* Exercise directions *
Transcribe each record exactly. Include every one.

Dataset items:
================================

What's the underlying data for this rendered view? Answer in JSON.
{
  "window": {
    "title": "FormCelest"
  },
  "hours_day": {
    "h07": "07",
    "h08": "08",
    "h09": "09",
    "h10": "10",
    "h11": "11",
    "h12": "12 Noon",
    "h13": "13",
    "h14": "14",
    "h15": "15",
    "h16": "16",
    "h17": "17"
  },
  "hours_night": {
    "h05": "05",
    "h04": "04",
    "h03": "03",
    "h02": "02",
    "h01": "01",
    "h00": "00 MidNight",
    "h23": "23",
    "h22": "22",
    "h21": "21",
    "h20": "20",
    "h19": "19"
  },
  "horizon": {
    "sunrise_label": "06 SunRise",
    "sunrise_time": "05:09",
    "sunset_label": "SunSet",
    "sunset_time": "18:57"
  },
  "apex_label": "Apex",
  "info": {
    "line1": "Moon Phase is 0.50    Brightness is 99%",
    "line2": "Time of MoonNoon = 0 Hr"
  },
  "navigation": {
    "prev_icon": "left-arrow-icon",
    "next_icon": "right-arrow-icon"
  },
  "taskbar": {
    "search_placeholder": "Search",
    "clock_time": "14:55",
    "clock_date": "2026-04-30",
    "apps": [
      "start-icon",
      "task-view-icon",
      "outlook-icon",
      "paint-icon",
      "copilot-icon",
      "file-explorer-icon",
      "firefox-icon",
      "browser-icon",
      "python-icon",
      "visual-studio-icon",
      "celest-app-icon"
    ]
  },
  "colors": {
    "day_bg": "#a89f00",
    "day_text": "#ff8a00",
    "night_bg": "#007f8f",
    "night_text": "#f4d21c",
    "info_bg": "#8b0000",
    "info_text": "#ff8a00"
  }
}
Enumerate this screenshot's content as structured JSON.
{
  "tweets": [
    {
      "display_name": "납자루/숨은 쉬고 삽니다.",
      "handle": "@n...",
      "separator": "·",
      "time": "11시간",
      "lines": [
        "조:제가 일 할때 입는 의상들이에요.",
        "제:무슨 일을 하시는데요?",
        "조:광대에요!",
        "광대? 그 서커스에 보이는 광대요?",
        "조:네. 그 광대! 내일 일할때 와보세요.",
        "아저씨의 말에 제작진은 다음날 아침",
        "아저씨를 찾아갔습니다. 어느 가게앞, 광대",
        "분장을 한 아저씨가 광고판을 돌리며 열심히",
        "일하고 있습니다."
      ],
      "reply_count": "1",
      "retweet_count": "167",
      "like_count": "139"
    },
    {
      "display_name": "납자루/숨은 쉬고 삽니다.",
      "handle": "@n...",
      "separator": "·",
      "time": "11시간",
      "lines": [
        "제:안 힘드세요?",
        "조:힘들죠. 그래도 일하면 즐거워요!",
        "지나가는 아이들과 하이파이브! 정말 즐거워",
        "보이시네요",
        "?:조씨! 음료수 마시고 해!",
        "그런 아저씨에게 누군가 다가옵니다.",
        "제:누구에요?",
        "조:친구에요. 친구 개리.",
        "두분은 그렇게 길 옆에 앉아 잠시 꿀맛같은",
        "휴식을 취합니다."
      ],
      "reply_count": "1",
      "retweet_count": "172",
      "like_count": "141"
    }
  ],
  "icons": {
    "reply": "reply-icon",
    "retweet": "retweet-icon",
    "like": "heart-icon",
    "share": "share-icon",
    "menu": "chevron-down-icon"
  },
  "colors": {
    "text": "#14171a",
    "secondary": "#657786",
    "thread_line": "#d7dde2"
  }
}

================================

* Response to this task *
What's the underlying data for this rendered view? Answer in JSON.
{
  "window": {
    "title": "FormCelest"
  },
  "hours_day": {
    "h07": "07",
    "h08": "08",
    "h09": "09",
    "h10": "10",
    "h11": "11",
    "h12": "12 Noon",
    "h13": "13",
    "h14": "14",
    "h15": "15",
    "h16": "16",
    "h17": "17"
  },
  "hours_night": {
    "h05": "05",
    "h04": "04",
    "h03": "03",
    "h02": "02",
    "h01": "01",
    "h00": "00 MidNight",
    "h23": "23",
    "h22": "22",
    "h21": "21",
    "h20": "20",
    "h19": "19"
  },
  "horizon": {
    "sunrise_label": "06 SunRise",
    "sunrise_time": "05:09",
    "sunset_label": "SunSet",
    "sunset_time": "18:57"
  },
  "apex_label": "Apex",
  "info": {
    "line1": "Moon Phase is 0.50    Brightness is 99%",
    "line2": "Time of MoonNoon = 0 Hr"
  },
  "navigation": {
    "prev_icon": "left-arrow-icon",
    "next_icon": "right-arrow-icon"
  },
  "taskbar": {
    "search_placeholder": "Search",
    "clock_time": "14:55",
    "clock_date": "2026-04-30",
    "apps": [
      "start-icon",
      "task-view-icon",
      "outlook-icon",
      "paint-icon",
      "copilot-icon",
      "file-explorer-icon",
      "firefox-icon",
      "browser-icon",
      "python-icon",
      "visual-studio-icon",
      "celest-app-icon"
    ]
  },
  "colors": {
    "day_bg": "#a89f00",
    "day_text": "#ff8a00",
    "night_bg": "#007f8f",
    "night_text": "#f4d21c",
    "info_bg": "#8b0000",
    "info_text": "#ff8a00"
  }
}
Enumerate this screenshot's content as structured JSON.
{
  "tweets": [
    {
      "display_name": "납자루/숨은 쉬고 삽니다.",
      "handle": "@n...",
      "separator": "·",
      "time": "11시간",
      "lines": [
        "조:제가 일 할때 입는 의상들이에요.",
        "제:무슨 일을 하시는데요?",
        "조:광대에요!",
        "광대? 그 서커스에 보이는 광대요?",
        "조:네. 그 광대! 내일 일할때 와보세요.",
        "아저씨의 말에 제작진은 다음날 아침",
        "아저씨를 찾아갔습니다. 어느 가게앞, 광대",
        "분장을 한 아저씨가 광고판을 돌리며 열심히",
        "일하고 있습니다."
      ],
      "reply_count": "1",
      "retweet_count": "167",
      "like_count": "139"
    },
    {
      "display_name": "납자루/숨은 쉬고 삽니다.",
      "handle": "@n...",
      "separator": "·",
      "time": "11시간",
      "lines": [
        "제:안 힘드세요?",
        "조:힘들죠. 그래도 일하면 즐거워요!",
        "지나가는 아이들과 하이파이브! 정말 즐거워",
        "보이시네요",
        "?:조씨! 음료수 마시고 해!",
        "그런 아저씨에게 누군가 다가옵니다.",
        "제:누구에요?",
        "조:친구에요. 친구 개리.",
        "두분은 그렇게 길 옆에 앉아 잠시 꿀맛같은",
        "휴식을 취합니다."
      ],
      "reply_count": "1",
      "retweet_count": "172",
      "like_count": "141"
    }
  ],
  "icons": {
    "reply": "reply-icon",
    "retweet": "retweet-icon",
    "like": "heart-icon",
    "share": "share-icon",
    "menu": "chevron-down-icon"
  },
  "colors": {
    "text": "#14171a",
    "secondary": "#657786",
    "thread_line": "#d7dde2"
  }
}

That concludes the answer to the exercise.